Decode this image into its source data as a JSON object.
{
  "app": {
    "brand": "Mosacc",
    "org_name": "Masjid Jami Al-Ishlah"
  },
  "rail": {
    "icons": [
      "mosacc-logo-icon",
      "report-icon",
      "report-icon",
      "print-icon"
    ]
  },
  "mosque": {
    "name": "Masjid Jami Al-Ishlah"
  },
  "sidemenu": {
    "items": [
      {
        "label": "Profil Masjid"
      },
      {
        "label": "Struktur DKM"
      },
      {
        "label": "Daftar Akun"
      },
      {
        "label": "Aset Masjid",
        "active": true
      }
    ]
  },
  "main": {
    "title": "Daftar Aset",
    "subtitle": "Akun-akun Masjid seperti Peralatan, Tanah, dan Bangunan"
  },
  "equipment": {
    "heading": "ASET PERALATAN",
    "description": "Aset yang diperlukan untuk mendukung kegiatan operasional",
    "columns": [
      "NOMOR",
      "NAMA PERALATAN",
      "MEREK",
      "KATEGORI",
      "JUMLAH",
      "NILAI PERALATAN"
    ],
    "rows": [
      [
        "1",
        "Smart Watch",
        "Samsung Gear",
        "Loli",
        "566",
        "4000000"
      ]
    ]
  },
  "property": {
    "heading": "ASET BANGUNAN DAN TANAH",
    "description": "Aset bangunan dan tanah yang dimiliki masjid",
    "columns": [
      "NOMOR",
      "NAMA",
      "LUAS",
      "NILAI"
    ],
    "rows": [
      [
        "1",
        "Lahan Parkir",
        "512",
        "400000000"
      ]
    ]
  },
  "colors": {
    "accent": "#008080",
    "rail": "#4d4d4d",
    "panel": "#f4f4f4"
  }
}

= = = =

WHAT NEEDS TO BE DONE:
Write out every record shown above, word for word.

WORKED SOLUTION:
Decode this image into its source data as a JSON object.
{
  "app": {
    "brand": "Mosacc",
    "org_name": "Masjid Jami Al-Ishlah"
  },
  "rail": {
    "icons": [
      "mosacc-logo-icon",
      "report-icon",
      "report-icon",
      "print-icon"
    ]
  },
  "mosque": {
    "name": "Masjid Jami Al-Ishlah"
  },
  "sidemenu": {
    "items": [
      {
        "label": "Profil Masjid"
      },
      {
        "label": "Struktur DKM"
      },
      {
        "label": "Daftar Akun"
      },
      {
        "label": "Aset Masjid",
        "active": true
      }
    ]
  },
  "main": {
    "title": "Daftar Aset",
    "subtitle": "Akun-akun Masjid seperti Peralatan, Tanah, dan Bangunan"
  },
  "equipment": {
    "heading": "ASET PERALATAN",
    "description": "Aset yang diperlukan untuk mendukung kegiatan operasional",
    "columns": [
      "NOMOR",
      "NAMA PERALATAN",
      "MEREK",
      "KATEGORI",
      "JUMLAH",
      "NILAI PERALATAN"
    ],
    "rows": [
      [
        "1",
        "Smart Watch",
        "Samsung Gear",
        "Loli",
        "566",
        "4000000"
      ]
    ]
  },
  "property": {
    "heading": "ASET BANGUNAN DAN TANAH",
    "description": "Aset bangunan dan tanah yang dimiliki masjid",
    "columns": [
      "NOMOR",
      "NAMA",
      "LUAS",
      "NILAI"
    ],
    "rows": [
      [
        "1",
        "Lahan Parkir",
        "512",
        "400000000"
      ]
    ]
  },
  "colors": {
    "accent": "#008080",
    "rail": "#4d4d4d",
    "panel": "#f4f4f4"
  }
}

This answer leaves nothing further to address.